Your task —
Copy each line that contains the string "figure".
-- Begin Material --
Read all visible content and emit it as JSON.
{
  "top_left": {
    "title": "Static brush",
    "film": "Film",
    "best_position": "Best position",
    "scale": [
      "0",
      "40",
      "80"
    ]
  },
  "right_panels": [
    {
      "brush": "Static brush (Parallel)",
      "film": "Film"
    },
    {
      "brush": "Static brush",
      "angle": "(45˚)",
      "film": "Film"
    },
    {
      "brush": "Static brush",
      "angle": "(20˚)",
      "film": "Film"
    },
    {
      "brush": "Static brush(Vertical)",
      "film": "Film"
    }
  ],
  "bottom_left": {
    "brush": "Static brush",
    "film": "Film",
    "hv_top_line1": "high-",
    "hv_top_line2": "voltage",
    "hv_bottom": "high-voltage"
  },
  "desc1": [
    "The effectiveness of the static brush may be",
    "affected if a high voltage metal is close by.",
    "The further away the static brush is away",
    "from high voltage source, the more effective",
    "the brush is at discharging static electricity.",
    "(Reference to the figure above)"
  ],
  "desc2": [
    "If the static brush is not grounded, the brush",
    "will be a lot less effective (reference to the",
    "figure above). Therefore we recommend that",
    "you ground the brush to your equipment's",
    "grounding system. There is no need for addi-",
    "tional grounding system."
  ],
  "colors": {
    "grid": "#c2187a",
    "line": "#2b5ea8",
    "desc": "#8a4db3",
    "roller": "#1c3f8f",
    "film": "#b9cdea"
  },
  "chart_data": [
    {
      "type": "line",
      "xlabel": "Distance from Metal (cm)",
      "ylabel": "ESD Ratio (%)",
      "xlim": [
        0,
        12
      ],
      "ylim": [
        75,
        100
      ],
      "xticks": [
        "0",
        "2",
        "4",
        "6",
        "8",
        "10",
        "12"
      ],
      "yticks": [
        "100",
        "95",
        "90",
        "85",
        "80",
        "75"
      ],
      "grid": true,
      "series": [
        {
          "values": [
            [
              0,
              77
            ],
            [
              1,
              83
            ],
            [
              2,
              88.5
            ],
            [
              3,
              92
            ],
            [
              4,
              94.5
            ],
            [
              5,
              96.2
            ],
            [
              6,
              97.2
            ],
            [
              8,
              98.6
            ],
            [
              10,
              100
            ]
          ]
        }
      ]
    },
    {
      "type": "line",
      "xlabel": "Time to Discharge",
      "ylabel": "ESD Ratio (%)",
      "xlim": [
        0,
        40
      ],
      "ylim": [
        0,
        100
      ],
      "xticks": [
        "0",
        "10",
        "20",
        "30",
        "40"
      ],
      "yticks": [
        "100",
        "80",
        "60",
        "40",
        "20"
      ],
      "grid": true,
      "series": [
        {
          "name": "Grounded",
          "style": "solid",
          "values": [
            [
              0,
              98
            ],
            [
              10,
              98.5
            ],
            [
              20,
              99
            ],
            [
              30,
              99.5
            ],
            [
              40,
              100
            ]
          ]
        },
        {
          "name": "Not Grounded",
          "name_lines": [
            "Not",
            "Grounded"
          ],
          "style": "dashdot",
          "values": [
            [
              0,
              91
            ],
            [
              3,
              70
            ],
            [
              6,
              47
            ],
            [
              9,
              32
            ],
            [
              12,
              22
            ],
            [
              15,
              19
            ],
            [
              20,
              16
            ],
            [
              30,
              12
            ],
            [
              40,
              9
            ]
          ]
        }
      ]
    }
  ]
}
-- End Material --
Solution to the problem —
    "(Reference to the figure above)"
    "figure above). Therefore we recommend that",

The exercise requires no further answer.